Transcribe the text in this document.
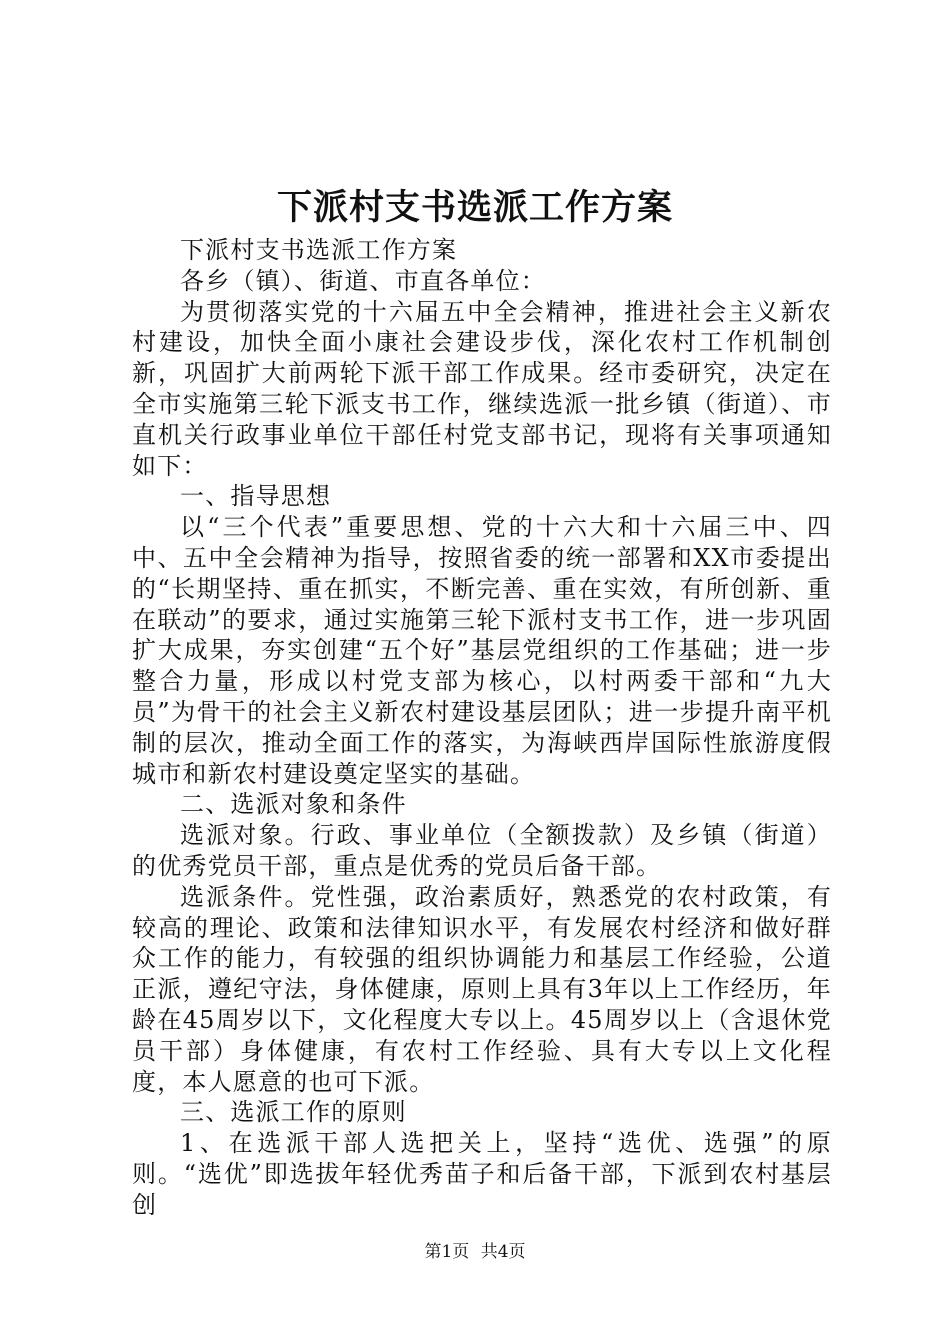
下派村支书选派工作方案

下派村支书选派工作方案

各乡（镇）、街道、市直各单位：

为贯彻落实党的十六届五中全会精神，推进社会主义新农村建设，加快全面小康社会建设步伐，深化农村工作机制创新，巩固扩大前两轮下派干部工作成果。经市委研究，决定在全市实施第三轮下派支书工作，继续选派一批乡镇（街道）、市直机关行政事业单位干部任村党支部书记，现将有关事项通知如下：

一、指导思想

以“三个代表”重要思想、党的十六大和十六届三中、四中、五中全会精神为指导，按照省委的统一部署和XX市委提出的“长期坚持、重在抓实，不断完善、重在实效，有所创新、重在联动”的要求，通过实施第三轮下派村支书工作，进一步巩固扩大成果，夯实创建“五个好”基层党组织的工作基础；进一步整合力量，形成以村党支部为核心，以村两委干部和“九大员”为骨干的社会主义新农村建设基层团队；进一步提升南平机制的层次，推动全面工作的落实，为海峡西岸国际性旅游度假城市和新农村建设奠定坚实的基础。

二、选派对象和条件

选派对象。行政、事业单位（全额拨款）及乡镇（街道）的优秀党员干部，重点是优秀的党员后备干部。

选派条件。党性强，政治素质好，熟悉党的农村政策，有较高的理论、政策和法律知识水平，有发展农村经济和做好群众工作的能力，有较强的组织协调能力和基层工作经验，公道正派，遵纪守法，身体健康，原则上具有3年以上工作经历，年龄在45周岁以下，文化程度大专以上。45周岁以上（含退休党员干部）身体健康，有农村工作经验、具有大专以上文化程度，本人愿意的也可下派。

三、选派工作的原则

1、在选派干部人选把关上，坚持“选优、选强”的原则。“选优”即选拔年轻优秀苗子和后备干部，下派到农村基层创

第1页 共4页
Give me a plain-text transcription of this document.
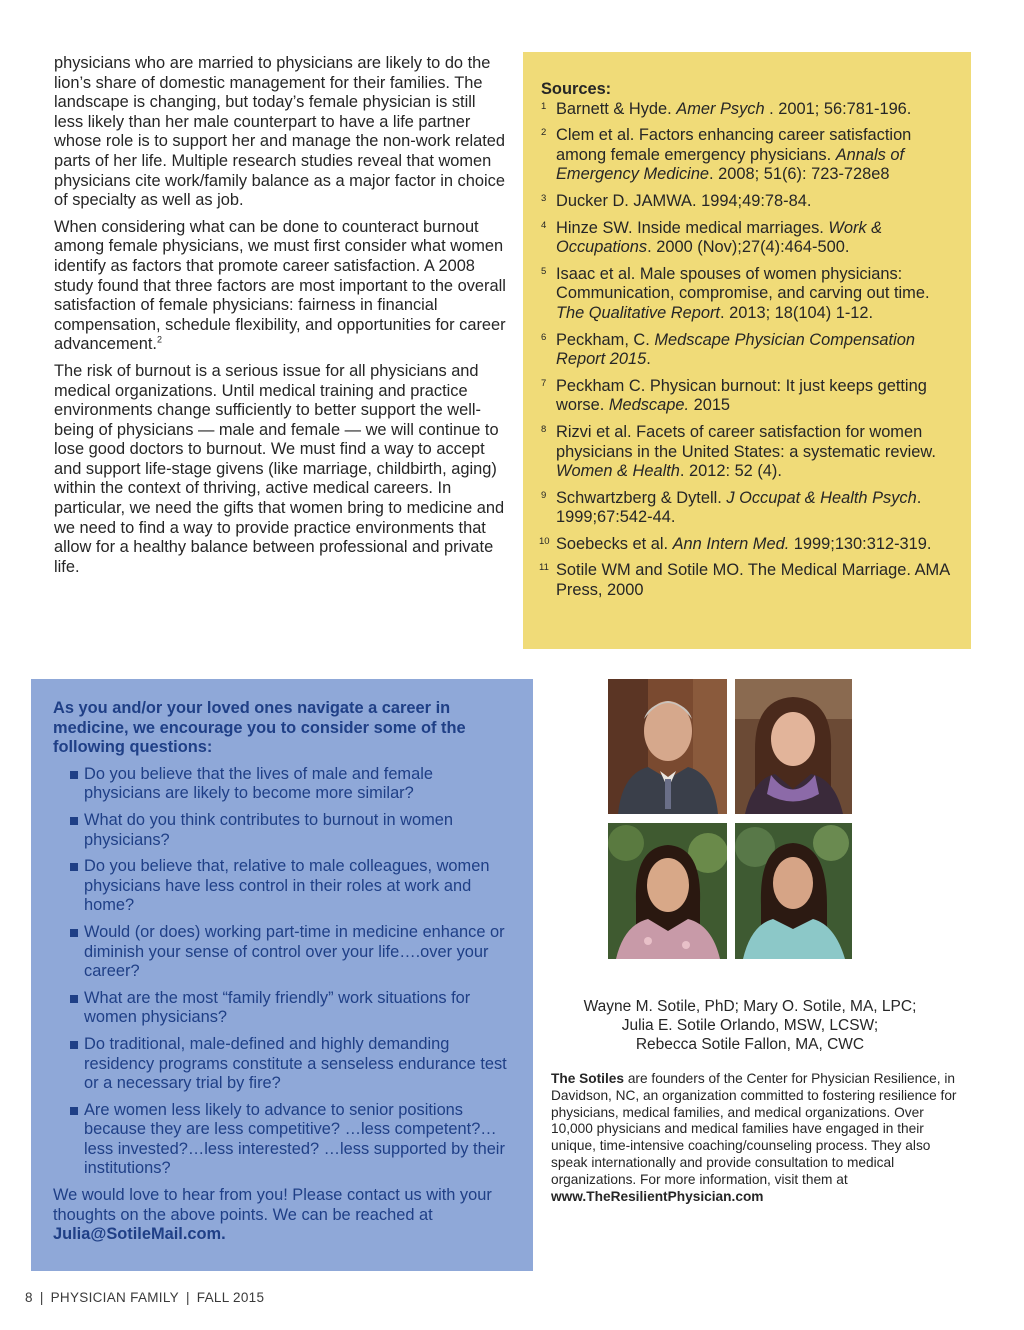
physicians who are married to physicians are likely to do the lion’s share of domestic management for their families. The landscape is changing, but today’s female physician is still less likely than her male counterpart to have a life partner whose role is to support her and manage the non-work related parts of her life. Multiple research studies reveal that women physicians cite work/family balance as a major factor in choice of specialty as well as job.

When considering what can be done to counteract burnout among female physicians, we must first consider what women identify as factors that promote career satisfaction. A 2008 study found that three factors are most important to the overall satisfaction of female physicians: fairness in financial compensation, schedule flexibility, and opportunities for career advancement.$^2$

The risk of burnout is a serious issue for all physicians and medical organizations. Until medical training and practice environments change sufficiently to better support the well-being of physicians — male and female — we will continue to lose good doctors to burnout. We must find a way to accept and support life-stage givens (like marriage, childbirth, aging) within the context of thriving, active medical careers. In particular, we need the gifts that women bring to medicine and we need to find a way to provide practice environments that allow for a healthy balance between professional and private life.

Sources:
1 Barnett & Hyde. Amer Psych . 2001; 56:781-196.
2 Clem et al. Factors enhancing career satisfaction among female emergency physicians. Annals of Emergency Medicine. 2008; 51(6): 723-728e8
3 Ducker D. JAMWA. 1994;49:78-84.
4 Hinze SW. Inside medical marriages. Work & Occupations. 2000 (Nov);27(4):464-500.
5 Isaac et al. Male spouses of women physicians: Communication, compromise, and carving out time. The Qualitative Report. 2013; 18(104) 1-12.
6 Peckham, C. Medscape Physician Compensation Report 2015.
7 Peckham C. Physican burnout: It just keeps getting worse. Medscape. 2015
8 Rizvi et al. Facets of career satisfaction for women physicians in the United States: a systematic review. Women & Health. 2012: 52 (4).
9 Schwartzberg & Dytell. J Occupat & Health Psych. 1999;67:542-44.
10 Soebecks et al. Ann Intern Med. 1999;130:312-319.
11 Sotile WM and Sotile MO. The Medical Marriage. AMA Press, 2000

As you and/or your loved ones navigate a career in medicine, we encourage you to consider some of the following questions:

Do you believe that the lives of male and female physicians are likely to become more similar?
What do you think contributes to burnout in women physicians?
Do you believe that, relative to male colleagues, women physicians have less control in their roles at work and home?
Would (or does) working part-time in medicine enhance or diminish your sense of control over your life….over your career?
What are the most “family friendly” work situations for women physicians?
Do traditional, male-defined and highly demanding residency programs constitute a senseless endurance test or a necessary trial by fire?
Are women less likely to advance to senior positions because they are less competitive? …less competent?…less invested?…less interested? …less supported by their institutions?

We would love to hear from you! Please contact us with your thoughts on the above points. We can be reached at Julia@SotileMail.com.

Wayne M. Sotile, PhD; Mary O. Sotile, MA, LPC;
Julia E. Sotile Orlando, MSW, LCSW;
Rebecca Sotile Fallon, MA, CWC
The Sotiles are founders of the Center for Physician Resilience, in Davidson, NC, an organization committed to fostering resilience for physicians, medical families, and medical organizations. Over 10,000 physicians and medical families have engaged in their unique, time-intensive coaching/counseling process. They also speak internationally and provide consultation to medical organizations. For more information, visit them at
www.TheResilientPhysician.com
8 | PHYSICIAN FAMILY | FALL 2015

**Given request**
Keep the pictures out of your copy, and repeat every entry above exactly.

**Output of the exercise**
Transcribe the text in this document.
下派村支书选派工作方案

下派村支书选派工作方案

各乡（镇）、街道、市直各单位：

为贯彻落实党的十六届五中全会精神，推进社会主义新农村建设，加快全面小康社会建设步伐，深化农村工作机制创新，巩固扩大前两轮下派干部工作成果。经市委研究，决定在全市实施第三轮下派支书工作，继续选派一批乡镇（街道）、市直机关行政事业单位干部任村党支部书记，现将有关事项通知如下：

一、指导思想

以“三个代表”重要思想、党的十六大和十六届三中、四中、五中全会精神为指导，按照省委的统一部署和XX市委提出的“长期坚持、重在抓实，不断完善、重在实效，有所创新、重在联动”的要求，通过实施第三轮下派村支书工作，进一步巩固扩大成果，夯实创建“五个好”基层党组织的工作基础；进一步整合力量，形成以村党支部为核心，以村两委干部和“九大员”为骨干的社会主义新农村建设基层团队；进一步提升南平机制的层次，推动全面工作的落实，为海峡西岸国际性旅游度假城市和新农村建设奠定坚实的基础。

二、选派对象和条件

选派对象。行政、事业单位（全额拨款）及乡镇（街道）的优秀党员干部，重点是优秀的党员后备干部。

选派条件。党性强，政治素质好，熟悉党的农村政策，有较高的理论、政策和法律知识水平，有发展农村经济和做好群众工作的能力，有较强的组织协调能力和基层工作经验，公道正派，遵纪守法，身体健康，原则上具有3年以上工作经历，年龄在45周岁以下，文化程度大专以上。45周岁以上（含退休党员干部）身体健康，有农村工作经验、具有大专以上文化程度，本人愿意的也可下派。

三、选派工作的原则

1、在选派干部人选把关上，坚持“选优、选强”的原则。“选优”即选拔年轻优秀苗子和后备干部，下派到农村基层创

第1页 共4页
Give me a plain-text transcription of this document.
physicians who are married to physicians are likely to do the lion’s share of domestic management for their families. The landscape is changing, but today’s female physician is still less likely than her male counterpart to have a life partner whose role is to support her and manage the non-work related parts of her life. Multiple research studies reveal that women physicians cite work/family balance as a major factor in choice of specialty as well as job.

When considering what can be done to counteract burnout among female physicians, we must first consider what women identify as factors that promote career satisfaction. A 2008 study found that three factors are most important to the overall satisfaction of female physicians: fairness in financial compensation, schedule flexibility, and opportunities for career advancement.$^2$

The risk of burnout is a serious issue for all physicians and medical organizations. Until medical training and practice environments change sufficiently to better support the well-being of physicians — male and female — we will continue to lose good doctors to burnout. We must find a way to accept and support life-stage givens (like marriage, childbirth, aging) within the context of thriving, active medical careers. In particular, we need the gifts that women bring to medicine and we need to find a way to provide practice environments that allow for a healthy balance between professional and private life.

Sources:
1 Barnett & Hyde. Amer Psych . 2001; 56:781-196.
2 Clem et al. Factors enhancing career satisfaction among female emergency physicians. Annals of Emergency Medicine. 2008; 51(6): 723-728e8
3 Ducker D. JAMWA. 1994;49:78-84.
4 Hinze SW. Inside medical marriages. Work & Occupations. 2000 (Nov);27(4):464-500.
5 Isaac et al. Male spouses of women physicians: Communication, compromise, and carving out time. The Qualitative Report. 2013; 18(104) 1-12.
6 Peckham, C. Medscape Physician Compensation Report 2015.
7 Peckham C. Physican burnout: It just keeps getting worse. Medscape. 2015
8 Rizvi et al. Facets of career satisfaction for women physicians in the United States: a systematic review. Women & Health. 2012: 52 (4).
9 Schwartzberg & Dytell. J Occupat & Health Psych. 1999;67:542-44.
10 Soebecks et al. Ann Intern Med. 1999;130:312-319.
11 Sotile WM and Sotile MO. The Medical Marriage. AMA Press, 2000

As you and/or your loved ones navigate a career in medicine, we encourage you to consider some of the following questions:

Do you believe that the lives of male and female physicians are likely to become more similar?
What do you think contributes to burnout in women physicians?
Do you believe that, relative to male colleagues, women physicians have less control in their roles at work and home?
Would (or does) working part-time in medicine enhance or diminish your sense of control over your life….over your career?
What are the most “family friendly” work situations for women physicians?
Do traditional, male-defined and highly demanding residency programs constitute a senseless endurance test or a necessary trial by fire?
Are women less likely to advance to senior positions because they are less competitive? …less competent?…less invested?…less interested? …less supported by their institutions?

We would love to hear from you! Please contact us with your thoughts on the above points. We can be reached at Julia@SotileMail.com.

Wayne M. Sotile, PhD; Mary O. Sotile, MA, LPC;
Julia E. Sotile Orlando, MSW, LCSW;
Rebecca Sotile Fallon, MA, CWC
The Sotiles are founders of the Center for Physician Resilience, in Davidson, NC, an organization committed to fostering resilience for physicians, medical families, and medical organizations. Over 10,000 physicians and medical families have engaged in their unique, time-intensive coaching/counseling process. They also speak internationally and provide consultation to medical organizations. For more information, visit them at
www.TheResilientPhysician.com
8 | PHYSICIAN FAMILY | FALL 2015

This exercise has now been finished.